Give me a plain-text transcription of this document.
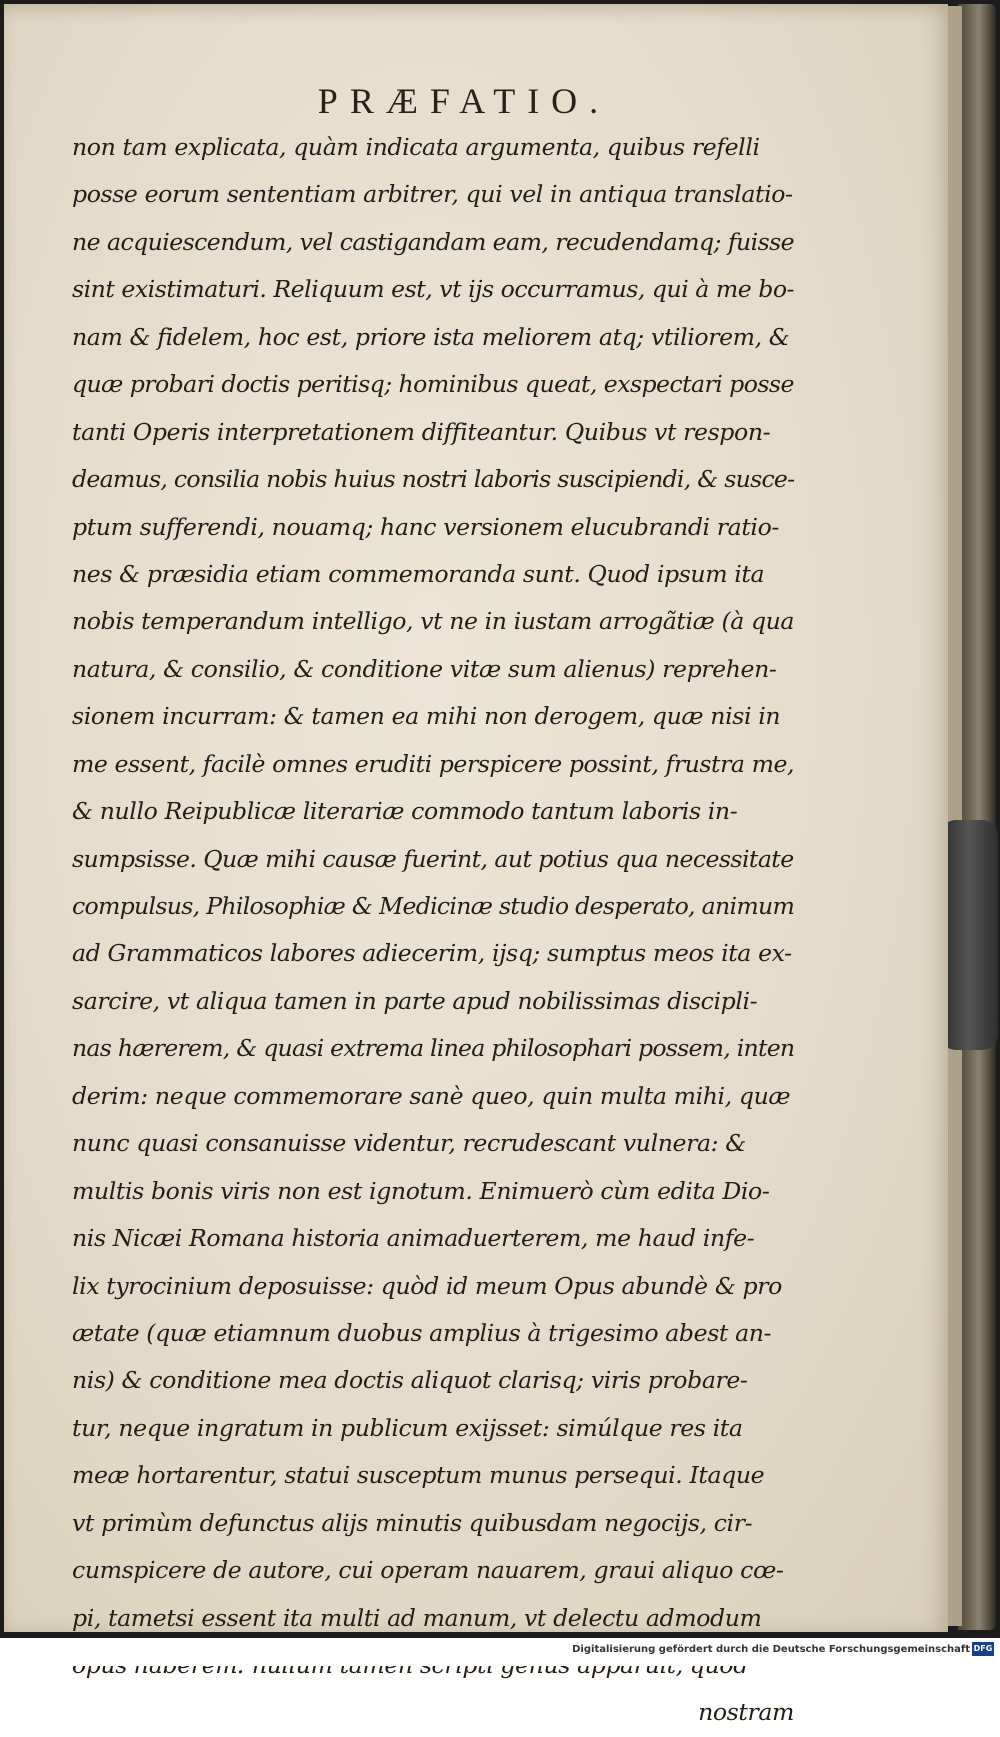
PRÆFATIO.
non tam explicata, quàm indicata argumenta, quibus refelli
posse eorum sententiam arbitrer, qui vel in antiqua translatio-
ne acquiescendum, vel castigandam eam, recudendamq; fuisse
sint existimaturi. Reliquum est, vt ijs occurramus, qui à me bo-
nam & fidelem, hoc est, priore ista meliorem atq; vtiliorem, &
quæ probari doctis peritisq; hominibus queat, exspectari posse
tanti Operis interpretationem diffiteantur. Quibus vt respon-
deamus, consilia nobis huius nostri laboris suscipiendi, & susce-
ptum sufferendi, nouamq; hanc versionem elucubrandi ratio-
nes & præsidia etiam commemoranda sunt. Quod ipsum ita
nobis temperandum intelligo, vt ne in iustam arrogãtiæ (à qua
natura, & consilio, & conditione vitæ sum alienus) reprehen-
sionem incurram: & tamen ea mihi non derogem, quæ nisi in
me essent, facilè omnes eruditi perspicere possint, frustra me,
& nullo Reipublicæ literariæ commodo tantum laboris in-
sumpsisse. Quæ mihi causæ fuerint, aut potius qua necessitate
compulsus, Philosophiæ & Medicinæ studio desperato, animum
ad Grammaticos labores adiecerim, ijsq; sumptus meos ita ex-
sarcire, vt aliqua tamen in parte apud nobilissimas discipli-
nas hærerem, & quasi extrema linea philosophari possem, inten
derim: neque commemorare sanè queo, quin multa mihi, quæ
nunc quasi consanuisse videntur, recrudescant vulnera: &
multis bonis viris non est ignotum. Enimuerò cùm edita Dio-
nis Nicæi Romana historia animaduerterem, me haud infe-
lix tyrocinium deposuisse: quòd id meum Opus abundè & pro
ætate (quæ etiamnum duobus amplius à trigesimo abest an-
nis) & conditione mea doctis aliquot clarisq; viris probare-
tur, neque ingratum in publicum exijsset: simúlque res ita
meæ hortarentur, statui susceptum munus persequi. Itaque
vt primùm defunctus alijs minutis quibusdam negocijs, cir-
cumspicere de autore, cui operam nauarem, graui aliquo cœ-
pi, tametsi essent ita multi ad manum, vt delectu admodum
nostram
Digitalisierung gefördert durch die Deutsche Forschungsgemeinschaft DFG
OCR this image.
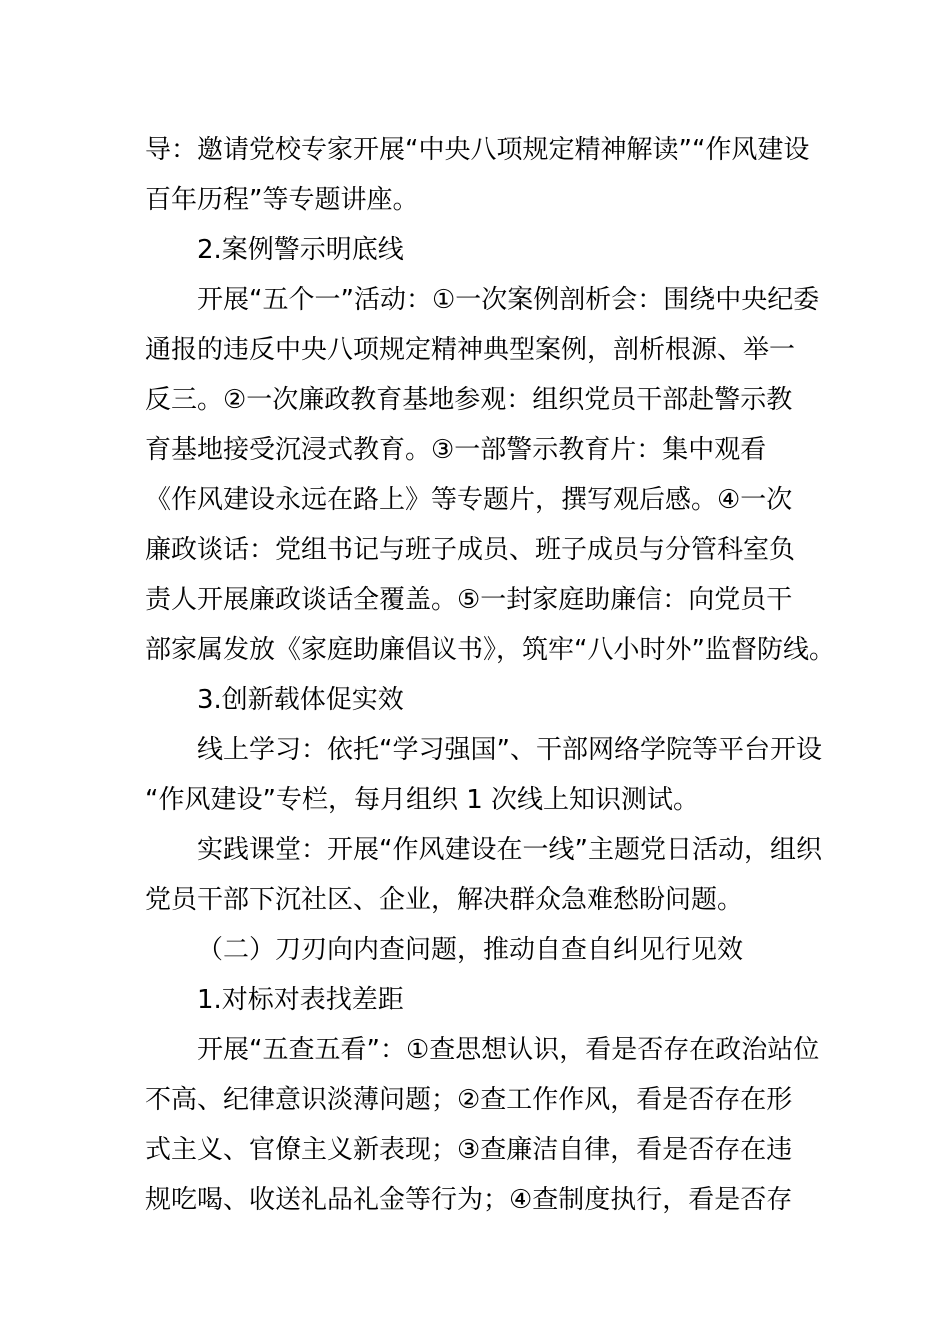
导：邀请党校专家开展“中央八项规定精神解读”“作风建设
百年历程”等专题讲座。
2.案例警示明底线
开展“五个一”活动：①一次案例剖析会：围绕中央纪委
通报的违反中央八项规定精神典型案例，剖析根源、举一
反三。②一次廉政教育基地参观：组织党员干部赴警示教
育基地接受沉浸式教育。③一部警示教育片：集中观看
《作风建设永远在路上》等专题片，撰写观后感。④一次
廉政谈话：党组书记与班子成员、班子成员与分管科室负
责人开展廉政谈话全覆盖。⑤一封家庭助廉信：向党员干
部家属发放《家庭助廉倡议书》，筑牢“八小时外”监督防线。
3.创新载体促实效
线上学习：依托“学习强国”、干部网络学院等平台开设
“作风建设”专栏，每月组织 1 次线上知识测试。
实践课堂：开展“作风建设在一线”主题党日活动，组织
党员干部下沉社区、企业，解决群众急难愁盼问题。
（二）刀刃向内查问题，推动自查自纠见行见效
1.对标对表找差距
开展“五查五看”：①查思想认识，看是否存在政治站位
不高、纪律意识淡薄问题；②查工作作风，看是否存在形
式主义、官僚主义新表现；③查廉洁自律，看是否存在违
规吃喝、收送礼品礼金等行为；④查制度执行，看是否存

--------------------------------------------------

▶ _What the task requires_
Without the pictures, return all the records precisely as they stand.

▶ _The solution_
Give me a plain-text transcription of this document.
PRÆFATIO.
non tam explicata, quàm indicata argumenta, quibus refelli
posse eorum sententiam arbitrer, qui vel in antiqua translatio-
ne acquiescendum, vel castigandam eam, recudendamq; fuisse
sint existimaturi. Reliquum est, vt ijs occurramus, qui à me bo-
nam & fidelem, hoc est, priore ista meliorem atq; vtiliorem, &
quæ probari doctis peritisq; hominibus queat, exspectari posse
tanti Operis interpretationem diffiteantur. Quibus vt respon-
deamus, consilia nobis huius nostri laboris suscipiendi, & susce-
ptum sufferendi, nouamq; hanc versionem elucubrandi ratio-
nes & præsidia etiam commemoranda sunt. Quod ipsum ita
nobis temperandum intelligo, vt ne in iustam arrogãtiæ (à qua
natura, & consilio, & conditione vitæ sum alienus) reprehen-
sionem incurram: & tamen ea mihi non derogem, quæ nisi in
me essent, facilè omnes eruditi perspicere possint, frustra me,
& nullo Reipublicæ literariæ commodo tantum laboris in-
sumpsisse. Quæ mihi causæ fuerint, aut potius qua necessitate
compulsus, Philosophiæ & Medicinæ studio desperato, animum
ad Grammaticos labores adiecerim, ijsq; sumptus meos ita ex-
sarcire, vt aliqua tamen in parte apud nobilissimas discipli-
nas hærerem, & quasi extrema linea philosophari possem, inten
derim: neque commemorare sanè queo, quin multa mihi, quæ
nunc quasi consanuisse videntur, recrudescant vulnera: &
multis bonis viris non est ignotum. Enimuerò cùm edita Dio-
nis Nicæi Romana historia animaduerterem, me haud infe-
lix tyrocinium deposuisse: quòd id meum Opus abundè & pro
ætate (quæ etiamnum duobus amplius à trigesimo abest an-
nis) & conditione mea doctis aliquot clarisq; viris probare-
tur, neque ingratum in publicum exijsset: simúlque res ita
meæ hortarentur, statui susceptum munus persequi. Itaque
vt primùm defunctus alijs minutis quibusdam negocijs, cir-
cumspicere de autore, cui operam nauarem, graui aliquo cœ-
pi, tametsi essent ita multi ad manum, vt delectu admodum
nostram
Digitalisierung gefördert durch die Deutsche Forschungsgemeinschaft DFG
OCR this image.
导：邀请党校专家开展“中央八项规定精神解读”“作风建设
百年历程”等专题讲座。
2.案例警示明底线
开展“五个一”活动：①一次案例剖析会：围绕中央纪委
通报的违反中央八项规定精神典型案例，剖析根源、举一
反三。②一次廉政教育基地参观：组织党员干部赴警示教
育基地接受沉浸式教育。③一部警示教育片：集中观看
《作风建设永远在路上》等专题片，撰写观后感。④一次
廉政谈话：党组书记与班子成员、班子成员与分管科室负
责人开展廉政谈话全覆盖。⑤一封家庭助廉信：向党员干
部家属发放《家庭助廉倡议书》，筑牢“八小时外”监督防线。
3.创新载体促实效
线上学习：依托“学习强国”、干部网络学院等平台开设
“作风建设”专栏，每月组织 1 次线上知识测试。
实践课堂：开展“作风建设在一线”主题党日活动，组织
党员干部下沉社区、企业，解决群众急难愁盼问题。
（二）刀刃向内查问题，推动自查自纠见行见效
1.对标对表找差距
开展“五查五看”：①查思想认识，看是否存在政治站位
不高、纪律意识淡薄问题；②查工作作风，看是否存在形
式主义、官僚主义新表现；③查廉洁自律，看是否存在违
规吃喝、收送礼品礼金等行为；④查制度执行，看是否存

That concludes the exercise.